Problem description
Each line in the entries below that holds the string "name" is to be listed.

Data shown
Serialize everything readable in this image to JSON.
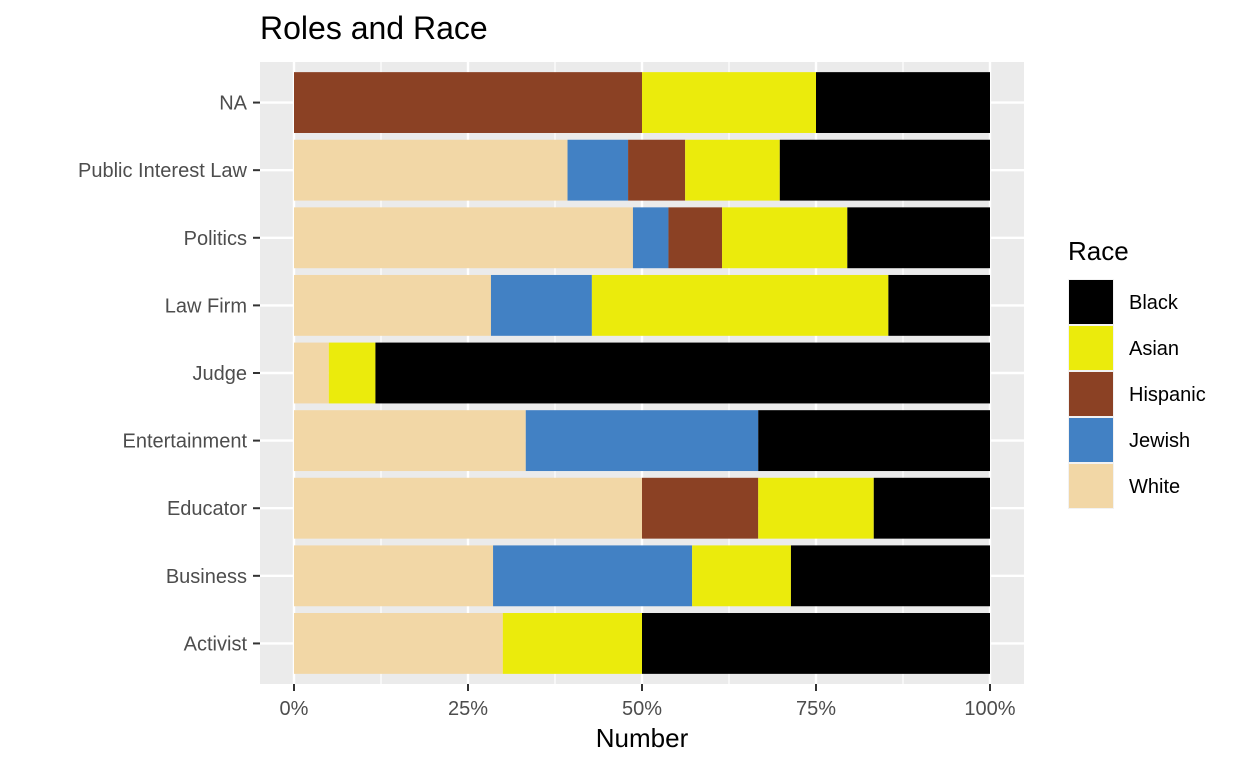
{
  "chart_data": {
    "type": "bar",
    "orientation": "horizontal",
    "stacking": "percent",
    "title": "Roles and Race",
    "xlabel": "Number",
    "ylabel": "",
    "xlim": [
      0,
      1
    ],
    "x_ticks": [
      0,
      0.25,
      0.5,
      0.75,
      1
    ],
    "x_tick_labels": [
      "0%",
      "25%",
      "50%",
      "75%",
      "100%"
    ],
    "grid": true,
    "categories": [
      "Activist",
      "Business",
      "Educator",
      "Entertainment",
      "Judge",
      "Law Firm",
      "Politics",
      "Public Interest Law",
      "NA"
    ],
    "stack_order": [
      "White",
      "Jewish",
      "Hispanic",
      "Asian",
      "Black"
    ],
    "series": [
      {
        "name": "White",
        "color": "#F2D7A6",
        "values": [
          0.3,
          0.286,
          0.5,
          0.333,
          0.05,
          0.283,
          0.487,
          0.393,
          0.0
        ]
      },
      {
        "name": "Jewish",
        "color": "#4281C4",
        "values": [
          0.0,
          0.286,
          0.0,
          0.334,
          0.0,
          0.145,
          0.051,
          0.087,
          0.0
        ]
      },
      {
        "name": "Hispanic",
        "color": "#8B4124",
        "values": [
          0.0,
          0.0,
          0.167,
          0.0,
          0.0,
          0.0,
          0.077,
          0.082,
          0.5
        ]
      },
      {
        "name": "Asian",
        "color": "#EBEB0C",
        "values": [
          0.2,
          0.142,
          0.166,
          0.0,
          0.067,
          0.426,
          0.18,
          0.136,
          0.25
        ]
      },
      {
        "name": "Black",
        "color": "#000000",
        "values": [
          0.5,
          0.286,
          0.167,
          0.333,
          0.883,
          0.146,
          0.205,
          0.302,
          0.25
        ]
      }
    ],
    "legend": {
      "title": "Race",
      "placement": "right",
      "items": [
        "Black",
        "Asian",
        "Hispanic",
        "Jewish",
        "White"
      ]
    },
    "colors": {
      "panel_background": "#EBEBEB",
      "grid_line": "#FFFFFF",
      "tick_text": "#4D4D4D",
      "tick_mark": "#333333"
    }
  }
}
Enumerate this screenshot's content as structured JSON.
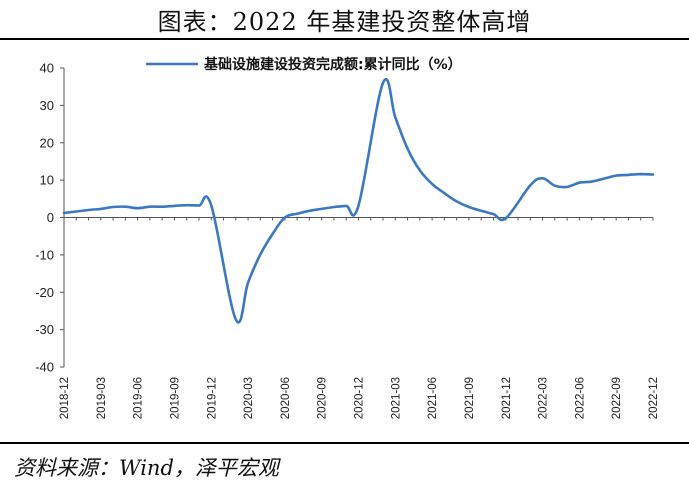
{
  "title": "图表：2022 年基建投资整体高增",
  "source": "资料来源：Wind，泽平宏观",
  "chart_data": {
    "type": "line",
    "legend_position": "top-center",
    "grid": false,
    "ylim": [
      -40,
      40
    ],
    "yticks": [
      40,
      30,
      20,
      10,
      0,
      -10,
      -20,
      -30,
      -40
    ],
    "xticks": [
      "2018-12",
      "2019-03",
      "2019-06",
      "2019-09",
      "2019-12",
      "2020-03",
      "2020-06",
      "2020-09",
      "2020-12",
      "2021-03",
      "2021-06",
      "2021-09",
      "2021-12",
      "2022-03",
      "2022-06",
      "2022-09",
      "2022-12"
    ],
    "x": [
      "2018-12",
      "2019-02",
      "2019-03",
      "2019-04",
      "2019-05",
      "2019-06",
      "2019-07",
      "2019-08",
      "2019-09",
      "2019-10",
      "2019-11",
      "2019-12",
      "2020-02",
      "2020-03",
      "2020-04",
      "2020-05",
      "2020-06",
      "2020-07",
      "2020-08",
      "2020-09",
      "2020-10",
      "2020-11",
      "2020-12",
      "2021-02",
      "2021-03",
      "2021-04",
      "2021-05",
      "2021-06",
      "2021-07",
      "2021-08",
      "2021-09",
      "2021-10",
      "2021-11",
      "2021-12",
      "2022-02",
      "2022-03",
      "2022-04",
      "2022-05",
      "2022-06",
      "2022-07",
      "2022-08",
      "2022-09",
      "2022-10",
      "2022-11",
      "2022-12"
    ],
    "series": [
      {
        "name": "基础设施建设投资完成额:累计同比（%）",
        "color": "#3a78c2",
        "values": [
          1.2,
          2.0,
          2.3,
          2.8,
          2.9,
          2.5,
          2.9,
          2.9,
          3.1,
          3.3,
          3.2,
          3.2,
          -27.3,
          -17.4,
          -9.9,
          -4.4,
          0.0,
          1.0,
          1.8,
          2.3,
          2.8,
          3.1,
          3.2,
          36.0,
          26.8,
          18.4,
          12.6,
          9.0,
          6.5,
          4.3,
          2.8,
          1.8,
          0.9,
          -0.2,
          8.6,
          10.5,
          8.5,
          8.2,
          9.3,
          9.6,
          10.4,
          11.2,
          11.4,
          11.6,
          11.5
        ]
      }
    ]
  }
}
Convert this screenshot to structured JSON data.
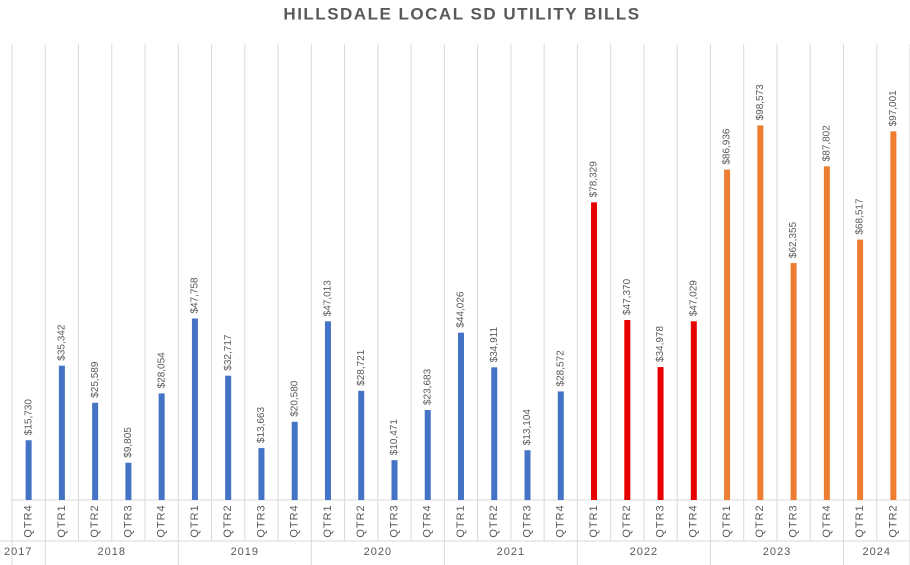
{
  "chart_data": {
    "type": "bar",
    "title": "HILLSDALE LOCAL SD UTILITY BILLS",
    "categories": [
      "QTR4",
      "QTR1",
      "QTR2",
      "QTR3",
      "QTR4",
      "QTR1",
      "QTR2",
      "QTR3",
      "QTR4",
      "QTR1",
      "QTR2",
      "QTR3",
      "QTR4",
      "QTR1",
      "QTR2",
      "QTR3",
      "QTR4",
      "QTR1",
      "QTR2",
      "QTR3",
      "QTR4",
      "QTR1",
      "QTR2",
      "QTR3",
      "QTR4",
      "QTR1",
      "QTR2"
    ],
    "years": [
      "2017",
      "2018",
      null,
      null,
      null,
      "2019",
      null,
      null,
      null,
      "2020",
      null,
      null,
      null,
      "2021",
      null,
      null,
      null,
      "2022",
      null,
      null,
      null,
      "2023",
      null,
      null,
      null,
      "2024",
      null
    ],
    "values": [
      15730,
      35342,
      25589,
      9805,
      28054,
      47758,
      32717,
      13663,
      20580,
      47013,
      28721,
      10471,
      23683,
      44026,
      34911,
      13104,
      28572,
      78329,
      47370,
      34978,
      47029,
      86936,
      98573,
      62355,
      87802,
      68517,
      97001
    ],
    "value_labels": [
      "$15,730",
      "$35,342",
      "$25,589",
      "$9,805",
      "$28,054",
      "$47,758",
      "$32,717",
      "$13,663",
      "$20,580",
      "$47,013",
      "$28,721",
      "$10,471",
      "$23,683",
      "$44,026",
      "$34,911",
      "$13,104",
      "$28,572",
      "$78,329",
      "$47,370",
      "$34,978",
      "$47,029",
      "$86,936",
      "$98,573",
      "$62,355",
      "$87,802",
      "$68,517",
      "$97,001"
    ],
    "colors": [
      "#4472c4",
      "#4472c4",
      "#4472c4",
      "#4472c4",
      "#4472c4",
      "#4472c4",
      "#4472c4",
      "#4472c4",
      "#4472c4",
      "#4472c4",
      "#4472c4",
      "#4472c4",
      "#4472c4",
      "#4472c4",
      "#4472c4",
      "#4472c4",
      "#4472c4",
      "#e60000",
      "#e60000",
      "#e60000",
      "#e60000",
      "#ed7d31",
      "#ed7d31",
      "#ed7d31",
      "#ed7d31",
      "#ed7d31",
      "#ed7d31"
    ],
    "ylim": [
      0,
      120000
    ],
    "grid": true
  }
}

Task result
        "name": "White",
        "name": "Jewish",
        "name": "Hispanic",
        "name": "Asian",
        "name": "Black",
        "name": "基础设施建设投资完成额:累计同比（%）",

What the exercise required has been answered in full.